--- Begin ---

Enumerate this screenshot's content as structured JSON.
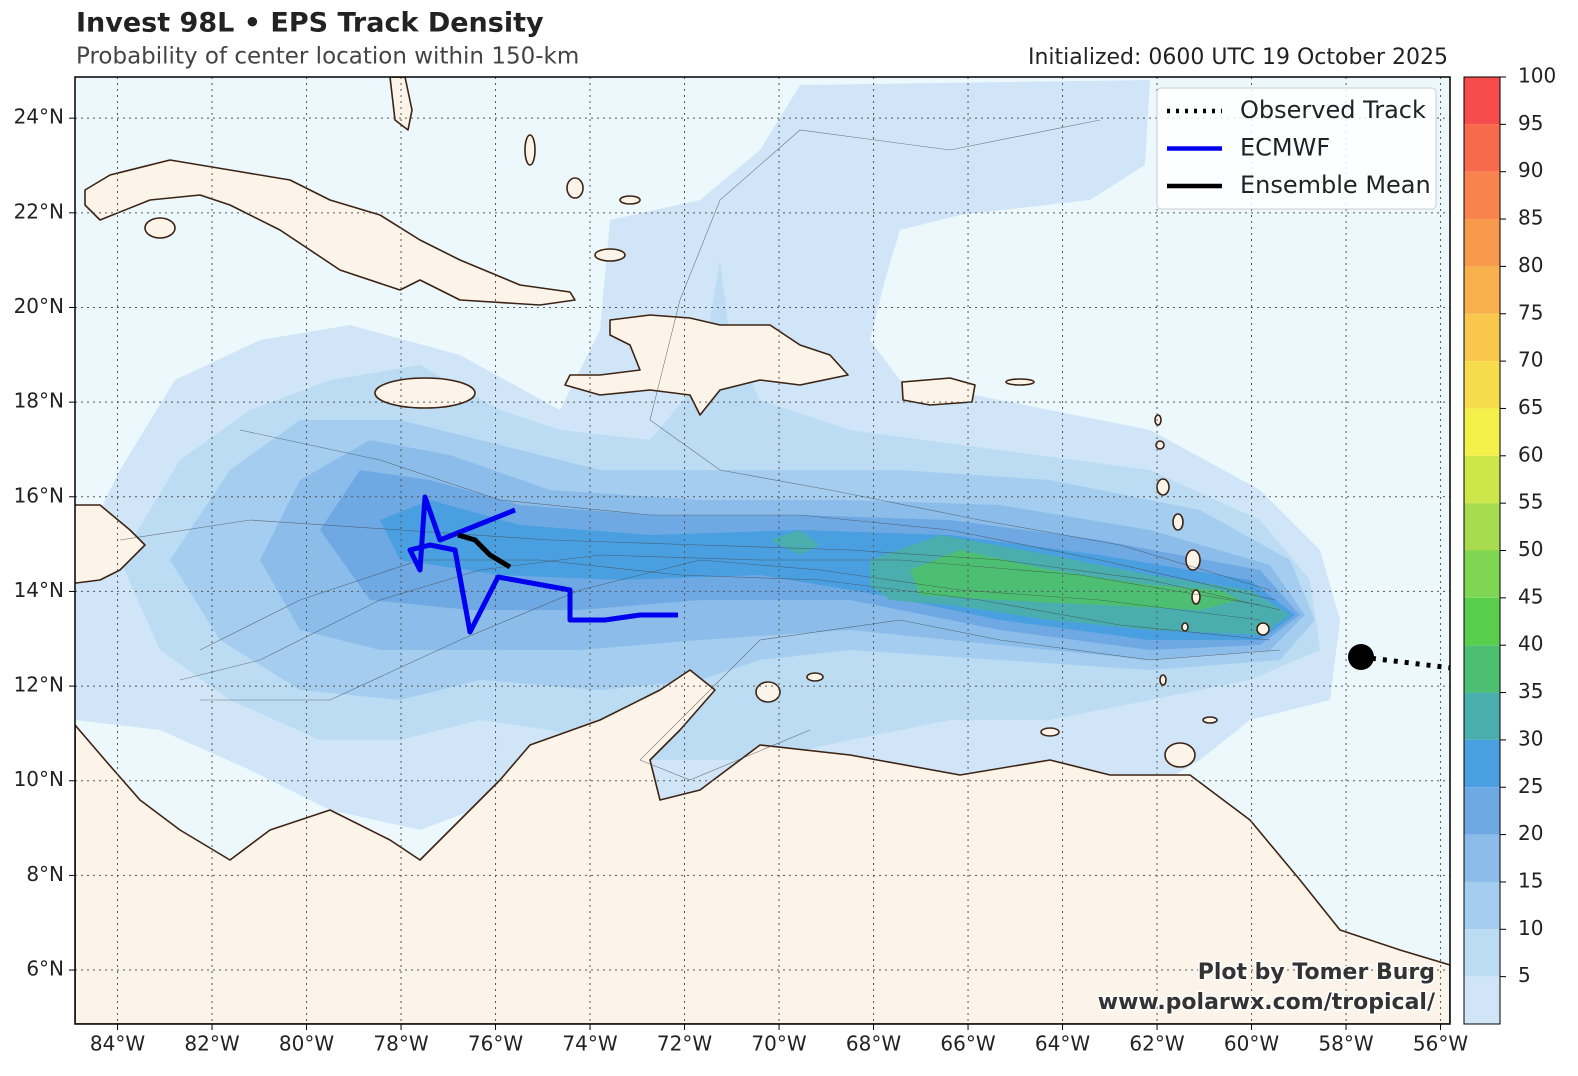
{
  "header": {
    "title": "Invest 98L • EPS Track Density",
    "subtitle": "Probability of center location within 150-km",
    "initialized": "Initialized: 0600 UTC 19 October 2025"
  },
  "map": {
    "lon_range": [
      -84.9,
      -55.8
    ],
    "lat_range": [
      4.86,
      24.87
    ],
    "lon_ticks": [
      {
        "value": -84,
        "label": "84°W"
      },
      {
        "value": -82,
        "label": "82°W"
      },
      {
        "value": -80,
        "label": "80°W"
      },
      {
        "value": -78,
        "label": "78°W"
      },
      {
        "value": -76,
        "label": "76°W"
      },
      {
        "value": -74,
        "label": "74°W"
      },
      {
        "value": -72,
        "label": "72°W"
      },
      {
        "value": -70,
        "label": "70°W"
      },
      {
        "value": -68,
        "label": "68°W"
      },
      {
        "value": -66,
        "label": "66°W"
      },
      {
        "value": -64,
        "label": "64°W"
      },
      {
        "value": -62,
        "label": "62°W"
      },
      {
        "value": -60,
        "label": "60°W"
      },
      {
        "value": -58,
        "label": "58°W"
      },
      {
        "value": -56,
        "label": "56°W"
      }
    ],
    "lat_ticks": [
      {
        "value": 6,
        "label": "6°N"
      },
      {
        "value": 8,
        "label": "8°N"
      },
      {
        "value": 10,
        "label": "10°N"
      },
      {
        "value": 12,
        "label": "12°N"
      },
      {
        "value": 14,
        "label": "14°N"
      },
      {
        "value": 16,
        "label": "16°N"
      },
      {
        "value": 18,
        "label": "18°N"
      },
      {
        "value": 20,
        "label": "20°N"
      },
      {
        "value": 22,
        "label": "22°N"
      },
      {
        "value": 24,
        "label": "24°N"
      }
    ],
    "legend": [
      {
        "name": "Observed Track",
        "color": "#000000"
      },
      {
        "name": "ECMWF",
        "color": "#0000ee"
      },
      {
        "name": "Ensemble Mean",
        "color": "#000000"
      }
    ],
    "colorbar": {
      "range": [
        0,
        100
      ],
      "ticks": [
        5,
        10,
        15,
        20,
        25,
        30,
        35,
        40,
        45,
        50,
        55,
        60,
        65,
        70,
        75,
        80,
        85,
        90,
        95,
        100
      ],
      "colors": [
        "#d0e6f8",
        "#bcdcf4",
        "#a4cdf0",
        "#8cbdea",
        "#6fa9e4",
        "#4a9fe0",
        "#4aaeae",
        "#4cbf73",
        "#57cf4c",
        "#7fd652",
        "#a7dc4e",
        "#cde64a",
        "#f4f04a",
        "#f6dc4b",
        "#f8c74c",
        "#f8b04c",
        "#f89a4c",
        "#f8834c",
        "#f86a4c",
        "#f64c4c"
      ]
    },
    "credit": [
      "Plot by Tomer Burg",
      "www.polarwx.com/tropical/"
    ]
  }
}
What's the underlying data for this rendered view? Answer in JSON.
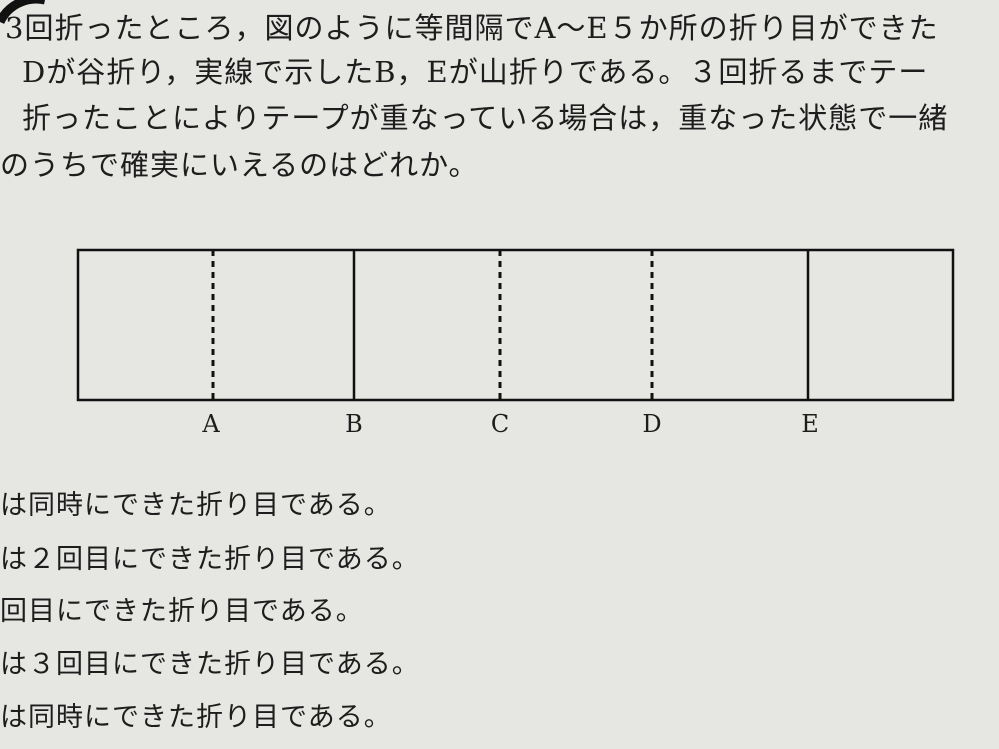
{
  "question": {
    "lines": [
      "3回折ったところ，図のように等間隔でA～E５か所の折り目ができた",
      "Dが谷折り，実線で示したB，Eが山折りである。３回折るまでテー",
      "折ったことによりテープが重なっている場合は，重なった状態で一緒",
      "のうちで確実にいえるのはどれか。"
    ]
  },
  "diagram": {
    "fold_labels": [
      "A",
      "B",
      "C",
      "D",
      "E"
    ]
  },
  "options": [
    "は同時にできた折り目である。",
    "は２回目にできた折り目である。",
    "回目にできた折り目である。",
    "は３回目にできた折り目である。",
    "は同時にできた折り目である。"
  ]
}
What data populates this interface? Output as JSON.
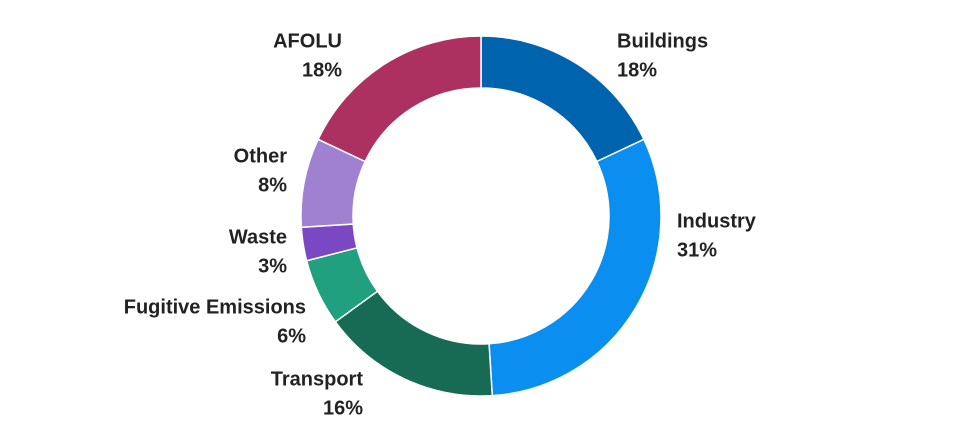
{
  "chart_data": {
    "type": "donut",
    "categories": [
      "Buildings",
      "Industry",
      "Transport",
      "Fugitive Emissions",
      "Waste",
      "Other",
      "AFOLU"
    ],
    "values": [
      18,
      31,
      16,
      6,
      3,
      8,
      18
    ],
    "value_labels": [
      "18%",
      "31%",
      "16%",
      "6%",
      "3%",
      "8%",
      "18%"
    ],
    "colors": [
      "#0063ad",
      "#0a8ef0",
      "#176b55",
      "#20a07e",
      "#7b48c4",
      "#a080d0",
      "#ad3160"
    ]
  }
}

--- End ---

**What to work on:**
Set down the complete material exactly, but do not include the images.

**Expected output:**
Enumerate this screenshot's content as structured JSON.
{
  "header": {
    "title": "Invest 98L • EPS Track Density",
    "subtitle": "Probability of center location within 150-km",
    "initialized": "Initialized: 0600 UTC 19 October 2025"
  },
  "map": {
    "lon_range": [
      -84.9,
      -55.8
    ],
    "lat_range": [
      4.86,
      24.87
    ],
    "lon_ticks": [
      {
        "value": -84,
        "label": "84°W"
      },
      {
        "value": -82,
        "label": "82°W"
      },
      {
        "value": -80,
        "label": "80°W"
      },
      {
        "value": -78,
        "label": "78°W"
      },
      {
        "value": -76,
        "label": "76°W"
      },
      {
        "value": -74,
        "label": "74°W"
      },
      {
        "value": -72,
        "label": "72°W"
      },
      {
        "value": -70,
        "label": "70°W"
      },
      {
        "value": -68,
        "label": "68°W"
      },
      {
        "value": -66,
        "label": "66°W"
      },
      {
        "value": -64,
        "label": "64°W"
      },
      {
        "value": -62,
        "label": "62°W"
      },
      {
        "value": -60,
        "label": "60°W"
      },
      {
        "value": -58,
        "label": "58°W"
      },
      {
        "value": -56,
        "label": "56°W"
      }
    ],
    "lat_ticks": [
      {
        "value": 6,
        "label": "6°N"
      },
      {
        "value": 8,
        "label": "8°N"
      },
      {
        "value": 10,
        "label": "10°N"
      },
      {
        "value": 12,
        "label": "12°N"
      },
      {
        "value": 14,
        "label": "14°N"
      },
      {
        "value": 16,
        "label": "16°N"
      },
      {
        "value": 18,
        "label": "18°N"
      },
      {
        "value": 20,
        "label": "20°N"
      },
      {
        "value": 22,
        "label": "22°N"
      },
      {
        "value": 24,
        "label": "24°N"
      }
    ],
    "legend": [
      {
        "name": "Observed Track",
        "color": "#000000"
      },
      {
        "name": "ECMWF",
        "color": "#0000ee"
      },
      {
        "name": "Ensemble Mean",
        "color": "#000000"
      }
    ],
    "colorbar": {
      "range": [
        0,
        100
      ],
      "ticks": [
        5,
        10,
        15,
        20,
        25,
        30,
        35,
        40,
        45,
        50,
        55,
        60,
        65,
        70,
        75,
        80,
        85,
        90,
        95,
        100
      ],
      "colors": [
        "#d0e6f8",
        "#bcdcf4",
        "#a4cdf0",
        "#8cbdea",
        "#6fa9e4",
        "#4a9fe0",
        "#4aaeae",
        "#4cbf73",
        "#57cf4c",
        "#7fd652",
        "#a7dc4e",
        "#cde64a",
        "#f4f04a",
        "#f6dc4b",
        "#f8c74c",
        "#f8b04c",
        "#f89a4c",
        "#f8834c",
        "#f86a4c",
        "#f64c4c"
      ]
    },
    "credit": [
      "Plot by Tomer Burg",
      "www.polarwx.com/tropical/"
    ]
  }
}
What's the underlying data for this rendered view? Answer in JSON.
{
  "question": {
    "lines": [
      "3回折ったところ，図のように等間隔でA～E５か所の折り目ができた",
      "Dが谷折り，実線で示したB，Eが山折りである。３回折るまでテー",
      "折ったことによりテープが重なっている場合は，重なった状態で一緒",
      "のうちで確実にいえるのはどれか。"
    ]
  },
  "diagram": {
    "fold_labels": [
      "A",
      "B",
      "C",
      "D",
      "E"
    ]
  },
  "options": [
    "は同時にできた折り目である。",
    "は２回目にできた折り目である。",
    "回目にできた折り目である。",
    "は３回目にできた折り目である。",
    "は同時にできた折り目である。"
  ]
}
What data populates this interface? Output as JSON.
{
  "chart_data": {
    "type": "donut",
    "categories": [
      "Buildings",
      "Industry",
      "Transport",
      "Fugitive Emissions",
      "Waste",
      "Other",
      "AFOLU"
    ],
    "values": [
      18,
      31,
      16,
      6,
      3,
      8,
      18
    ],
    "value_labels": [
      "18%",
      "31%",
      "16%",
      "6%",
      "3%",
      "8%",
      "18%"
    ],
    "colors": [
      "#0063ad",
      "#0a8ef0",
      "#176b55",
      "#20a07e",
      "#7b48c4",
      "#a080d0",
      "#ad3160"
    ]
  }
}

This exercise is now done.